Instruction. In the data below, find each line containing the string "content" and return it.

[Records contained in a dataset]
══════════════════════════════

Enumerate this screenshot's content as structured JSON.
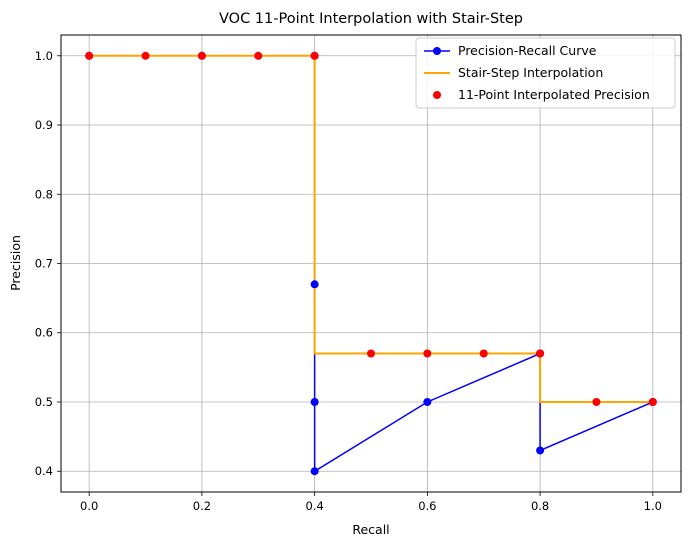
{
  "chart_data": {
    "type": "line",
    "title": "VOC 11-Point Interpolation with Stair-Step",
    "xlabel": "Recall",
    "ylabel": "Precision",
    "xlim": [
      -0.05,
      1.05
    ],
    "ylim": [
      0.37,
      1.03
    ],
    "xticks": [
      "0.0",
      "0.2",
      "0.4",
      "0.6",
      "0.8",
      "1.0"
    ],
    "xtick_values": [
      0.0,
      0.2,
      0.4,
      0.6,
      0.8,
      1.0
    ],
    "yticks": [
      "0.4",
      "0.5",
      "0.6",
      "0.7",
      "0.8",
      "0.9",
      "1.0"
    ],
    "ytick_values": [
      0.4,
      0.5,
      0.6,
      0.7,
      0.8,
      0.9,
      1.0
    ],
    "grid": true,
    "legend_position": "top-right",
    "series": [
      {
        "name": "Precision-Recall Curve",
        "color": "#0000ff",
        "style": "line-marker",
        "x": [
          0.0,
          0.2,
          0.4,
          0.4,
          0.4,
          0.4,
          0.6,
          0.8,
          0.8,
          1.0
        ],
        "y": [
          1.0,
          1.0,
          1.0,
          0.67,
          0.5,
          0.4,
          0.5,
          0.57,
          0.43,
          0.5
        ]
      },
      {
        "name": "Stair-Step Interpolation",
        "color": "#ffa500",
        "style": "step",
        "x": [
          0.0,
          0.4,
          0.4,
          0.8,
          0.8,
          1.0
        ],
        "y": [
          1.0,
          1.0,
          0.57,
          0.57,
          0.5,
          0.5
        ]
      },
      {
        "name": "11-Point Interpolated Precision",
        "color": "#ff0000",
        "style": "marker",
        "x": [
          0.0,
          0.1,
          0.2,
          0.3,
          0.4,
          0.5,
          0.6,
          0.7,
          0.8,
          0.9,
          1.0
        ],
        "y": [
          1.0,
          1.0,
          1.0,
          1.0,
          1.0,
          0.57,
          0.57,
          0.57,
          0.57,
          0.5,
          0.5
        ]
      }
    ]
  }
}
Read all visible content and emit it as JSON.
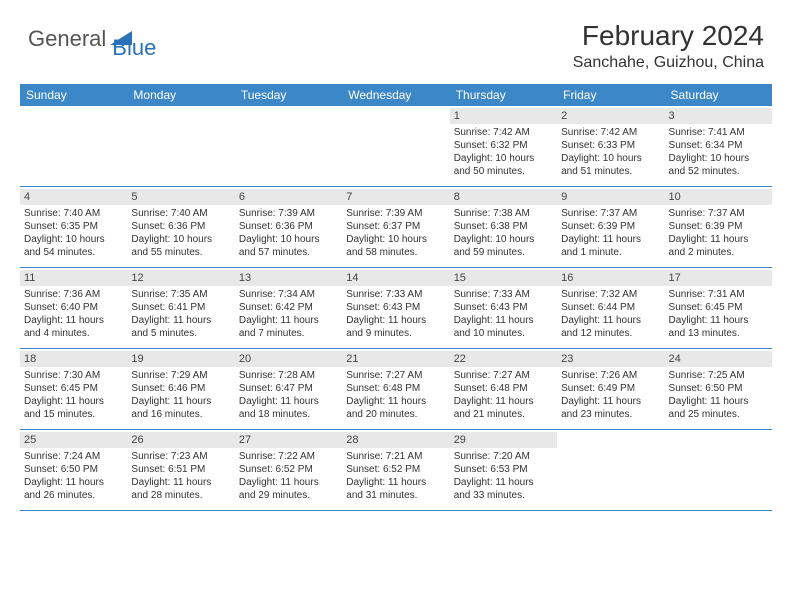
{
  "logo": {
    "general": "General",
    "blue": "Blue",
    "triangle_color": "#2a71b8"
  },
  "title": "February 2024",
  "location": "Sanchahe, Guizhou, China",
  "colors": {
    "header_bar": "#3b87c8",
    "row_divider": "#3b87c8",
    "day_band": "#e8e8e8",
    "text": "#333333",
    "header_text": "#ffffff"
  },
  "day_names": [
    "Sunday",
    "Monday",
    "Tuesday",
    "Wednesday",
    "Thursday",
    "Friday",
    "Saturday"
  ],
  "weeks": [
    [
      {
        "empty": true
      },
      {
        "empty": true
      },
      {
        "empty": true
      },
      {
        "empty": true
      },
      {
        "num": "1",
        "sunrise": "Sunrise: 7:42 AM",
        "sunset": "Sunset: 6:32 PM",
        "daylight1": "Daylight: 10 hours",
        "daylight2": "and 50 minutes."
      },
      {
        "num": "2",
        "sunrise": "Sunrise: 7:42 AM",
        "sunset": "Sunset: 6:33 PM",
        "daylight1": "Daylight: 10 hours",
        "daylight2": "and 51 minutes."
      },
      {
        "num": "3",
        "sunrise": "Sunrise: 7:41 AM",
        "sunset": "Sunset: 6:34 PM",
        "daylight1": "Daylight: 10 hours",
        "daylight2": "and 52 minutes."
      }
    ],
    [
      {
        "num": "4",
        "sunrise": "Sunrise: 7:40 AM",
        "sunset": "Sunset: 6:35 PM",
        "daylight1": "Daylight: 10 hours",
        "daylight2": "and 54 minutes."
      },
      {
        "num": "5",
        "sunrise": "Sunrise: 7:40 AM",
        "sunset": "Sunset: 6:36 PM",
        "daylight1": "Daylight: 10 hours",
        "daylight2": "and 55 minutes."
      },
      {
        "num": "6",
        "sunrise": "Sunrise: 7:39 AM",
        "sunset": "Sunset: 6:36 PM",
        "daylight1": "Daylight: 10 hours",
        "daylight2": "and 57 minutes."
      },
      {
        "num": "7",
        "sunrise": "Sunrise: 7:39 AM",
        "sunset": "Sunset: 6:37 PM",
        "daylight1": "Daylight: 10 hours",
        "daylight2": "and 58 minutes."
      },
      {
        "num": "8",
        "sunrise": "Sunrise: 7:38 AM",
        "sunset": "Sunset: 6:38 PM",
        "daylight1": "Daylight: 10 hours",
        "daylight2": "and 59 minutes."
      },
      {
        "num": "9",
        "sunrise": "Sunrise: 7:37 AM",
        "sunset": "Sunset: 6:39 PM",
        "daylight1": "Daylight: 11 hours",
        "daylight2": "and 1 minute."
      },
      {
        "num": "10",
        "sunrise": "Sunrise: 7:37 AM",
        "sunset": "Sunset: 6:39 PM",
        "daylight1": "Daylight: 11 hours",
        "daylight2": "and 2 minutes."
      }
    ],
    [
      {
        "num": "11",
        "sunrise": "Sunrise: 7:36 AM",
        "sunset": "Sunset: 6:40 PM",
        "daylight1": "Daylight: 11 hours",
        "daylight2": "and 4 minutes."
      },
      {
        "num": "12",
        "sunrise": "Sunrise: 7:35 AM",
        "sunset": "Sunset: 6:41 PM",
        "daylight1": "Daylight: 11 hours",
        "daylight2": "and 5 minutes."
      },
      {
        "num": "13",
        "sunrise": "Sunrise: 7:34 AM",
        "sunset": "Sunset: 6:42 PM",
        "daylight1": "Daylight: 11 hours",
        "daylight2": "and 7 minutes."
      },
      {
        "num": "14",
        "sunrise": "Sunrise: 7:33 AM",
        "sunset": "Sunset: 6:43 PM",
        "daylight1": "Daylight: 11 hours",
        "daylight2": "and 9 minutes."
      },
      {
        "num": "15",
        "sunrise": "Sunrise: 7:33 AM",
        "sunset": "Sunset: 6:43 PM",
        "daylight1": "Daylight: 11 hours",
        "daylight2": "and 10 minutes."
      },
      {
        "num": "16",
        "sunrise": "Sunrise: 7:32 AM",
        "sunset": "Sunset: 6:44 PM",
        "daylight1": "Daylight: 11 hours",
        "daylight2": "and 12 minutes."
      },
      {
        "num": "17",
        "sunrise": "Sunrise: 7:31 AM",
        "sunset": "Sunset: 6:45 PM",
        "daylight1": "Daylight: 11 hours",
        "daylight2": "and 13 minutes."
      }
    ],
    [
      {
        "num": "18",
        "sunrise": "Sunrise: 7:30 AM",
        "sunset": "Sunset: 6:45 PM",
        "daylight1": "Daylight: 11 hours",
        "daylight2": "and 15 minutes."
      },
      {
        "num": "19",
        "sunrise": "Sunrise: 7:29 AM",
        "sunset": "Sunset: 6:46 PM",
        "daylight1": "Daylight: 11 hours",
        "daylight2": "and 16 minutes."
      },
      {
        "num": "20",
        "sunrise": "Sunrise: 7:28 AM",
        "sunset": "Sunset: 6:47 PM",
        "daylight1": "Daylight: 11 hours",
        "daylight2": "and 18 minutes."
      },
      {
        "num": "21",
        "sunrise": "Sunrise: 7:27 AM",
        "sunset": "Sunset: 6:48 PM",
        "daylight1": "Daylight: 11 hours",
        "daylight2": "and 20 minutes."
      },
      {
        "num": "22",
        "sunrise": "Sunrise: 7:27 AM",
        "sunset": "Sunset: 6:48 PM",
        "daylight1": "Daylight: 11 hours",
        "daylight2": "and 21 minutes."
      },
      {
        "num": "23",
        "sunrise": "Sunrise: 7:26 AM",
        "sunset": "Sunset: 6:49 PM",
        "daylight1": "Daylight: 11 hours",
        "daylight2": "and 23 minutes."
      },
      {
        "num": "24",
        "sunrise": "Sunrise: 7:25 AM",
        "sunset": "Sunset: 6:50 PM",
        "daylight1": "Daylight: 11 hours",
        "daylight2": "and 25 minutes."
      }
    ],
    [
      {
        "num": "25",
        "sunrise": "Sunrise: 7:24 AM",
        "sunset": "Sunset: 6:50 PM",
        "daylight1": "Daylight: 11 hours",
        "daylight2": "and 26 minutes."
      },
      {
        "num": "26",
        "sunrise": "Sunrise: 7:23 AM",
        "sunset": "Sunset: 6:51 PM",
        "daylight1": "Daylight: 11 hours",
        "daylight2": "and 28 minutes."
      },
      {
        "num": "27",
        "sunrise": "Sunrise: 7:22 AM",
        "sunset": "Sunset: 6:52 PM",
        "daylight1": "Daylight: 11 hours",
        "daylight2": "and 29 minutes."
      },
      {
        "num": "28",
        "sunrise": "Sunrise: 7:21 AM",
        "sunset": "Sunset: 6:52 PM",
        "daylight1": "Daylight: 11 hours",
        "daylight2": "and 31 minutes."
      },
      {
        "num": "29",
        "sunrise": "Sunrise: 7:20 AM",
        "sunset": "Sunset: 6:53 PM",
        "daylight1": "Daylight: 11 hours",
        "daylight2": "and 33 minutes."
      },
      {
        "empty": true
      },
      {
        "empty": true
      }
    ]
  ]
}
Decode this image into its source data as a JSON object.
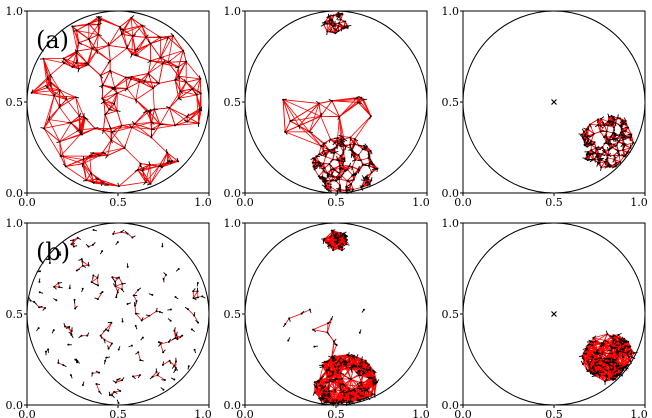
{
  "figure": {
    "panel_label_a": "(a)",
    "panel_label_b": "(b)"
  },
  "chart_data": [
    {
      "panel": "a1",
      "type": "scatter",
      "network": "delaunay",
      "xlim": [
        0,
        1
      ],
      "ylim": [
        0,
        1
      ],
      "xticks": [
        "0.0",
        "0.5",
        "1.0"
      ],
      "yticks": [
        "0.0",
        "0.5",
        "1.0"
      ],
      "boundary": "unit-circle",
      "agents": "uniform-disk",
      "colors": {
        "edges": "#ff0000",
        "agents": "#000000",
        "boundary": "#000000"
      }
    },
    {
      "panel": "a2",
      "type": "scatter",
      "network": "delaunay",
      "xlim": [
        0,
        1
      ],
      "ylim": [
        0,
        1
      ],
      "xticks": [
        "0.0",
        "0.5",
        "1.0"
      ],
      "yticks": [
        "0.0",
        "0.5",
        "1.0"
      ],
      "boundary": "unit-circle",
      "agents": "two-clusters",
      "clusters": [
        {
          "x": 0.55,
          "y": 0.15,
          "r": 0.18
        },
        {
          "x": 0.5,
          "y": 0.93,
          "r": 0.07
        }
      ],
      "colors": {
        "edges": "#ff0000",
        "agents": "#000000",
        "boundary": "#000000"
      }
    },
    {
      "panel": "a3",
      "type": "scatter",
      "network": "delaunay",
      "xlim": [
        0,
        1
      ],
      "ylim": [
        0,
        1
      ],
      "xticks": [
        "0.0",
        "0.5",
        "1.0"
      ],
      "yticks": [
        "0.0",
        "0.5",
        "1.0"
      ],
      "boundary": "unit-circle",
      "agents": "one-cluster",
      "clusters": [
        {
          "x": 0.8,
          "y": 0.28,
          "r": 0.16
        }
      ],
      "center_marker": {
        "x": 0.5,
        "y": 0.5
      },
      "colors": {
        "edges": "#ff0000",
        "agents": "#000000",
        "boundary": "#000000"
      }
    },
    {
      "panel": "b1",
      "type": "scatter",
      "network": "proximity",
      "xlim": [
        0,
        1
      ],
      "ylim": [
        0,
        1
      ],
      "xticks": [
        "0.0",
        "0.5",
        "1.0"
      ],
      "yticks": [
        "0.0",
        "0.5",
        "1.0"
      ],
      "boundary": "unit-circle",
      "agents": "uniform-disk",
      "colors": {
        "edges": "#ff0000",
        "agents": "#000000",
        "boundary": "#000000"
      }
    },
    {
      "panel": "b2",
      "type": "scatter",
      "network": "proximity",
      "xlim": [
        0,
        1
      ],
      "ylim": [
        0,
        1
      ],
      "xticks": [
        "0.0",
        "0.5",
        "1.0"
      ],
      "yticks": [
        "0.0",
        "0.5",
        "1.0"
      ],
      "boundary": "unit-circle",
      "agents": "two-clusters",
      "clusters": [
        {
          "x": 0.55,
          "y": 0.12,
          "r": 0.18
        },
        {
          "x": 0.5,
          "y": 0.9,
          "r": 0.07
        }
      ],
      "colors": {
        "edges": "#ff0000",
        "agents": "#000000",
        "boundary": "#000000"
      }
    },
    {
      "panel": "b3",
      "type": "scatter",
      "network": "proximity",
      "xlim": [
        0,
        1
      ],
      "ylim": [
        0,
        1
      ],
      "xticks": [
        "0.0",
        "0.5",
        "1.0"
      ],
      "yticks": [
        "0.0",
        "0.5",
        "1.0"
      ],
      "boundary": "unit-circle",
      "agents": "one-cluster",
      "clusters": [
        {
          "x": 0.8,
          "y": 0.26,
          "r": 0.15
        }
      ],
      "center_marker": {
        "x": 0.5,
        "y": 0.5
      },
      "colors": {
        "edges": "#ff0000",
        "agents": "#000000",
        "boundary": "#000000"
      }
    }
  ]
}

══════════════════════════════

Final result.
Enumerate this screenshot's content as structured JSON.
Read all visible content and emit it as JSON.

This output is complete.